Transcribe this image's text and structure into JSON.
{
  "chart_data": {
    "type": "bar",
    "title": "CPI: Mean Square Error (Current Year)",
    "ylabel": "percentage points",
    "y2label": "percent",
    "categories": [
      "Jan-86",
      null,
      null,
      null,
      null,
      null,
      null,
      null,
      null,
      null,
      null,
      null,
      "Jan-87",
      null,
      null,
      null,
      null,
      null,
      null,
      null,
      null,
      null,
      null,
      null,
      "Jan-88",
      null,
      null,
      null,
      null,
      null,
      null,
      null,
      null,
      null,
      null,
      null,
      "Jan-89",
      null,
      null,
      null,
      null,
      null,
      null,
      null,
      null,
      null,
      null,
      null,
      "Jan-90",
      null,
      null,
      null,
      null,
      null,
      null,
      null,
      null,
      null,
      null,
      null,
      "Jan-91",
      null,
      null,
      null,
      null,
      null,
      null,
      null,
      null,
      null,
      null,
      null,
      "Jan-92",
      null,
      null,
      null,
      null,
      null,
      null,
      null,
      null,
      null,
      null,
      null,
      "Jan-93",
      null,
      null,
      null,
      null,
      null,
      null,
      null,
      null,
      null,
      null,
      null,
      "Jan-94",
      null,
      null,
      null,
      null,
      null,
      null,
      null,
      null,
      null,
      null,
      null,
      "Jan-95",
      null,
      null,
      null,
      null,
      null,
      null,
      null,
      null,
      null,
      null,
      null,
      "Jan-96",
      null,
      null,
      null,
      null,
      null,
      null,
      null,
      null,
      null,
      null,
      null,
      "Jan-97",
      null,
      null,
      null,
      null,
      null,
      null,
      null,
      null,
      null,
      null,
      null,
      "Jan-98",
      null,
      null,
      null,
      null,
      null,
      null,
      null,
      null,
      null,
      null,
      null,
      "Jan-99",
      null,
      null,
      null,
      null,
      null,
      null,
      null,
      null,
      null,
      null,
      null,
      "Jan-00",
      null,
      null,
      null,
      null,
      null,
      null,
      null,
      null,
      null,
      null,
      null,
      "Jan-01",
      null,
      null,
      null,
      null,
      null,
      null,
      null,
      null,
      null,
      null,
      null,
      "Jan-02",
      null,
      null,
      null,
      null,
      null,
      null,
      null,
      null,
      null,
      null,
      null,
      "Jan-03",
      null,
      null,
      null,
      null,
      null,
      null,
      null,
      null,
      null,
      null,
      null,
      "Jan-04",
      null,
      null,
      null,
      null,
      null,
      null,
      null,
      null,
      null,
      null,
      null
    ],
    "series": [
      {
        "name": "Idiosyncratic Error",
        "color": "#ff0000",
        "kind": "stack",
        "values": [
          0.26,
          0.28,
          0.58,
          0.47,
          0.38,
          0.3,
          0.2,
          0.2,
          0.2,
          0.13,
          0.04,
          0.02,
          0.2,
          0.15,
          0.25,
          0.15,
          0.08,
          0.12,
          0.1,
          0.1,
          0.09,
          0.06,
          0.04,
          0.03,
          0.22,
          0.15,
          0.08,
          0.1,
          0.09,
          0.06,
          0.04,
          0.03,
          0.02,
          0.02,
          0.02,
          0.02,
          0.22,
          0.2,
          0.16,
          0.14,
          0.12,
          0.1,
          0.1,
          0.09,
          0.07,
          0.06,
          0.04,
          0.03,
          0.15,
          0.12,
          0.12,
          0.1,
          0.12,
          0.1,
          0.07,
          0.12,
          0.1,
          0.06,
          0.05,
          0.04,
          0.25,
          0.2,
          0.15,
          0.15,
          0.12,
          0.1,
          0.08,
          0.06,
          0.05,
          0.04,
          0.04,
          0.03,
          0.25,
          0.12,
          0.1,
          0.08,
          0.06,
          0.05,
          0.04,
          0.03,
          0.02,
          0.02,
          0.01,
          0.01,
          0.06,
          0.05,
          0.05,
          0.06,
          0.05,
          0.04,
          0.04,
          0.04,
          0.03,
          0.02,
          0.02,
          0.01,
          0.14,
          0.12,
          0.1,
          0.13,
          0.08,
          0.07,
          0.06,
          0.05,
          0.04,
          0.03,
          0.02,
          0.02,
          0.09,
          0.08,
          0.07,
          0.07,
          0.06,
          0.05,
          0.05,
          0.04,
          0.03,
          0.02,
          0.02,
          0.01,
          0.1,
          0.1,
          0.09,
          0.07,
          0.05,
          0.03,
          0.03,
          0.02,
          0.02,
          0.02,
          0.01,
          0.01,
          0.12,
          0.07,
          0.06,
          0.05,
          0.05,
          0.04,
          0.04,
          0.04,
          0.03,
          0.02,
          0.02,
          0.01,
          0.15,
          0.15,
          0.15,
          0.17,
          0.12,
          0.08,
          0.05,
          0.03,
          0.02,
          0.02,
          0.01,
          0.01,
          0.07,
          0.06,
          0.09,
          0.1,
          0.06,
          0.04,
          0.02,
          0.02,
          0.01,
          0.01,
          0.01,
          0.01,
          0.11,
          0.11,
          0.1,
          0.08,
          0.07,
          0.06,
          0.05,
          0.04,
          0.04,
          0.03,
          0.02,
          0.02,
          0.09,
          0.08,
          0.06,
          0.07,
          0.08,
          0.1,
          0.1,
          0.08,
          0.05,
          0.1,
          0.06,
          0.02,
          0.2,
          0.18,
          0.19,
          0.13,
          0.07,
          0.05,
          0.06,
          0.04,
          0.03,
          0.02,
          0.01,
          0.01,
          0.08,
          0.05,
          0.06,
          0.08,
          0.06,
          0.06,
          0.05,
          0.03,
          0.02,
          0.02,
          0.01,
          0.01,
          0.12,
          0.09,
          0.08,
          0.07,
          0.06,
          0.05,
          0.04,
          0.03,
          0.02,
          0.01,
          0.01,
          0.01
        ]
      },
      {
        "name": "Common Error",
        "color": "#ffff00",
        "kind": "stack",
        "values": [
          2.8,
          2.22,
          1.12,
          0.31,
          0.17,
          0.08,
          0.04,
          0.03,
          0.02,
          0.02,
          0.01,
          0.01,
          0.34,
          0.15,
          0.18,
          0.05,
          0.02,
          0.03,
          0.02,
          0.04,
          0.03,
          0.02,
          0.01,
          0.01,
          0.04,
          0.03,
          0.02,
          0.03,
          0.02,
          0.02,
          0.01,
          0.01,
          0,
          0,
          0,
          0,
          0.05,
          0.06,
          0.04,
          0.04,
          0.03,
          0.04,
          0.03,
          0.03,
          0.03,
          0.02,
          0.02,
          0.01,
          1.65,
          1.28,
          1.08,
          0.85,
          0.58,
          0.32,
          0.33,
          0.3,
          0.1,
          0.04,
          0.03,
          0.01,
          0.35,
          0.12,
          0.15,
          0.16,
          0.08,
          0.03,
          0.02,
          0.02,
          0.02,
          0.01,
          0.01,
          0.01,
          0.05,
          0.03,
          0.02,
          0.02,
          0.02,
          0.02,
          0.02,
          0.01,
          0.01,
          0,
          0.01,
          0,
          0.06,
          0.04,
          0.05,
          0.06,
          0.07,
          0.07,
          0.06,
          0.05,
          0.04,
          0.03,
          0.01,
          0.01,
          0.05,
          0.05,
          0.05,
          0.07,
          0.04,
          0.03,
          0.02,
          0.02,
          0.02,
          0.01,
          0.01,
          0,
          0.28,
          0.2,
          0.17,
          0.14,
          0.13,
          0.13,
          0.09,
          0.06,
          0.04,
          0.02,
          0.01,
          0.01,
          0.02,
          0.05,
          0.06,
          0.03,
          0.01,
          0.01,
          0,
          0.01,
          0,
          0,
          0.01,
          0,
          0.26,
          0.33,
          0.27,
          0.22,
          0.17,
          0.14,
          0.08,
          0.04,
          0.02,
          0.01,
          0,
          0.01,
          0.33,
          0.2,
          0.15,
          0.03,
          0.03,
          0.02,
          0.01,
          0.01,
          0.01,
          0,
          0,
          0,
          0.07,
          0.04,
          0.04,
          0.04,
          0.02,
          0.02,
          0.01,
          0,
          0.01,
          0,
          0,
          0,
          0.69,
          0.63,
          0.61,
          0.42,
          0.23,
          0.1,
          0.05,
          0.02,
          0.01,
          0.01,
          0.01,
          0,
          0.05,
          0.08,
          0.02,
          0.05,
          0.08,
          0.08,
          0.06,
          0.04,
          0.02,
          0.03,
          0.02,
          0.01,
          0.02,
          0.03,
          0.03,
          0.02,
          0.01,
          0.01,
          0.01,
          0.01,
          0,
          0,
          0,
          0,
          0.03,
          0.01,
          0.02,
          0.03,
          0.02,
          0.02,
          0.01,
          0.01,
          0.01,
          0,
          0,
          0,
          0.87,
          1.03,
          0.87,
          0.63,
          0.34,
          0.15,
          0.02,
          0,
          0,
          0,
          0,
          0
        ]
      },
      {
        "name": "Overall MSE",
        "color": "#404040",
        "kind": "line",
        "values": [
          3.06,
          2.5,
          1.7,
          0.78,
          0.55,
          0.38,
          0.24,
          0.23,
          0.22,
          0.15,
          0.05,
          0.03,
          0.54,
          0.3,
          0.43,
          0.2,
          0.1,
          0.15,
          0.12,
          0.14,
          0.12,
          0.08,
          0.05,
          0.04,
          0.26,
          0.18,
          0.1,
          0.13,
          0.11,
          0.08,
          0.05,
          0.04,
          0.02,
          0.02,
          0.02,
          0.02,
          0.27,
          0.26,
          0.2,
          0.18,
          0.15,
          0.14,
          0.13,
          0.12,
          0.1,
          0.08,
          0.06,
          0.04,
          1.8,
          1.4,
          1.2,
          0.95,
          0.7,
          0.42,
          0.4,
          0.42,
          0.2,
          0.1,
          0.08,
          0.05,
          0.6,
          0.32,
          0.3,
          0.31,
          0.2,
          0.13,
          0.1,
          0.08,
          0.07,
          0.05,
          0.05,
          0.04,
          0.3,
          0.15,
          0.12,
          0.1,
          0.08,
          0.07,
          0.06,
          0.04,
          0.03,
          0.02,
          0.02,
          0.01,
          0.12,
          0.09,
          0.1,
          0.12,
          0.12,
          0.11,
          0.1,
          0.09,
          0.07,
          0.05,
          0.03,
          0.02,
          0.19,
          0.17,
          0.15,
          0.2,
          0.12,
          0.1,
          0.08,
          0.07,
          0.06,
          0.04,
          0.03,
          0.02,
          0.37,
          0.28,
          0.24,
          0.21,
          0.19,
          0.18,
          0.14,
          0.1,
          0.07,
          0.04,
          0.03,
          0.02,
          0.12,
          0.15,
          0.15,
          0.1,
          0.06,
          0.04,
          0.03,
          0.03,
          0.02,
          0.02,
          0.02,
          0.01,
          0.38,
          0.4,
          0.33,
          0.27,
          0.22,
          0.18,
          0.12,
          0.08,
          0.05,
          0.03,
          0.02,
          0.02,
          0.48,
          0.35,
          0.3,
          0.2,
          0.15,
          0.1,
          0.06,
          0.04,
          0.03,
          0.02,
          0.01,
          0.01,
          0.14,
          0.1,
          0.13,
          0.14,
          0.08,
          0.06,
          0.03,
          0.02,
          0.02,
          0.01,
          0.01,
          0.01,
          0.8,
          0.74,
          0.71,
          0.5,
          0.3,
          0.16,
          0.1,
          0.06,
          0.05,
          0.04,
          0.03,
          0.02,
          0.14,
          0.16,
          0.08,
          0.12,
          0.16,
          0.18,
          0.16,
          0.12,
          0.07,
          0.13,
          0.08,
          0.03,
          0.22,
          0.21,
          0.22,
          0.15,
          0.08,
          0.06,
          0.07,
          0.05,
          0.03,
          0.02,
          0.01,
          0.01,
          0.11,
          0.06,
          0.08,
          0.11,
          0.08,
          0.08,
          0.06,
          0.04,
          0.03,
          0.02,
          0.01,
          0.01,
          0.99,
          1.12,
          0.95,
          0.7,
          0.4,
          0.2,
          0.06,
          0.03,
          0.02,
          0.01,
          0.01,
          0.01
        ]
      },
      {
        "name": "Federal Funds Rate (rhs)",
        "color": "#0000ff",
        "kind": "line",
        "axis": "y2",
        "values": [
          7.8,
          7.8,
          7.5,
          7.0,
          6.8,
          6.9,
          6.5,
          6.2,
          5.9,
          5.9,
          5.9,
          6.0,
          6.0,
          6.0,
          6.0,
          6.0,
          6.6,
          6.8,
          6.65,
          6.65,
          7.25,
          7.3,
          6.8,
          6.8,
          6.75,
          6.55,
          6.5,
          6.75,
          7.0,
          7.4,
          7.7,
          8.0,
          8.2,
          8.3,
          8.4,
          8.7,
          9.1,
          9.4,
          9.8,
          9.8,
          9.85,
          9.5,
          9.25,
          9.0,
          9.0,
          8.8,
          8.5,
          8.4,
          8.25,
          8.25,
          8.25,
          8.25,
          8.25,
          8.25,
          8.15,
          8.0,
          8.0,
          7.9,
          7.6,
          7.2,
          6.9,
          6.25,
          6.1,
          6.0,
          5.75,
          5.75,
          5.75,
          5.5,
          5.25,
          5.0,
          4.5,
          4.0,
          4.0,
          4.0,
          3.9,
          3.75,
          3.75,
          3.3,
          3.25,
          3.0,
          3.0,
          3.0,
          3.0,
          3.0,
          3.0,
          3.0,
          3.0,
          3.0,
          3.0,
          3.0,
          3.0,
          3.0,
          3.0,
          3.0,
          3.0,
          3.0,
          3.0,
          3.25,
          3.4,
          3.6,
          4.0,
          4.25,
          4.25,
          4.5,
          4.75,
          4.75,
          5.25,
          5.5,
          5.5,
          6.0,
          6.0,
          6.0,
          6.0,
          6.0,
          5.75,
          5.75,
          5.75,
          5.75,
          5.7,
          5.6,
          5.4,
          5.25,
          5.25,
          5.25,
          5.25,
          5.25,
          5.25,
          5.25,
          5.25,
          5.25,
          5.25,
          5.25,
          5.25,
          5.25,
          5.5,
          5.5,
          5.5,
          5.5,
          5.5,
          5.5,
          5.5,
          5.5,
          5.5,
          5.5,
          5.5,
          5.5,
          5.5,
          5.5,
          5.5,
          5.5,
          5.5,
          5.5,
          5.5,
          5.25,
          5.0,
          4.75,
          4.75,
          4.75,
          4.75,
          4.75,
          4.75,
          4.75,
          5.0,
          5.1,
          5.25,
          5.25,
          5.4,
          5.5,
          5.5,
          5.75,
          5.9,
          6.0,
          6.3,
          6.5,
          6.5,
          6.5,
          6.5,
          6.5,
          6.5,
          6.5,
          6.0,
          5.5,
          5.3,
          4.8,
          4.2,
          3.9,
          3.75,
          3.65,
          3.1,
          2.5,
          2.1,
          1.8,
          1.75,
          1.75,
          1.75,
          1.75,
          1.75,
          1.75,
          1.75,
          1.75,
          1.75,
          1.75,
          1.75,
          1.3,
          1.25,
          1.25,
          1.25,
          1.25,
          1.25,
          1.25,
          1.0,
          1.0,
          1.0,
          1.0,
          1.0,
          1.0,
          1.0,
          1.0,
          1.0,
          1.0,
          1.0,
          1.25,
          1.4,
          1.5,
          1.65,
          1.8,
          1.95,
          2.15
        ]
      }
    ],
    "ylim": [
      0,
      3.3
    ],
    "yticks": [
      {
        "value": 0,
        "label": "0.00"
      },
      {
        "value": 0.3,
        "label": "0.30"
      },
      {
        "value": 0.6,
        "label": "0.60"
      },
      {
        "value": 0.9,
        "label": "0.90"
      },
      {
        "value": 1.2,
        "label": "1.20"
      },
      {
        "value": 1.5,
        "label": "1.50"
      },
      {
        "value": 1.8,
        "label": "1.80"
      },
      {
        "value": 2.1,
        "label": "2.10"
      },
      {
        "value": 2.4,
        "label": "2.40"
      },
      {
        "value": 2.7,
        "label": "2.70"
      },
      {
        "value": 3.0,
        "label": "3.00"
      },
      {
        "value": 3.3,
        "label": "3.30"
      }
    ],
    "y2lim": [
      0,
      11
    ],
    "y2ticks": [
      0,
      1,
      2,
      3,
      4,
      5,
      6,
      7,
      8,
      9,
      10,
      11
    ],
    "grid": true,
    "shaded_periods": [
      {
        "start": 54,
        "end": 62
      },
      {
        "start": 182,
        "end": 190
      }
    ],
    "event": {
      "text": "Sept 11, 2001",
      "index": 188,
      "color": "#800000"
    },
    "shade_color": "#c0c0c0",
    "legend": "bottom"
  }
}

++++++++

- [STATED PROBLEM]
From the entries above, copy every line where the word "text" shows up.

- [CORRECT RESULT]
Transcribe this image's text and structure into JSON.
      "text": "Sept 11, 2001",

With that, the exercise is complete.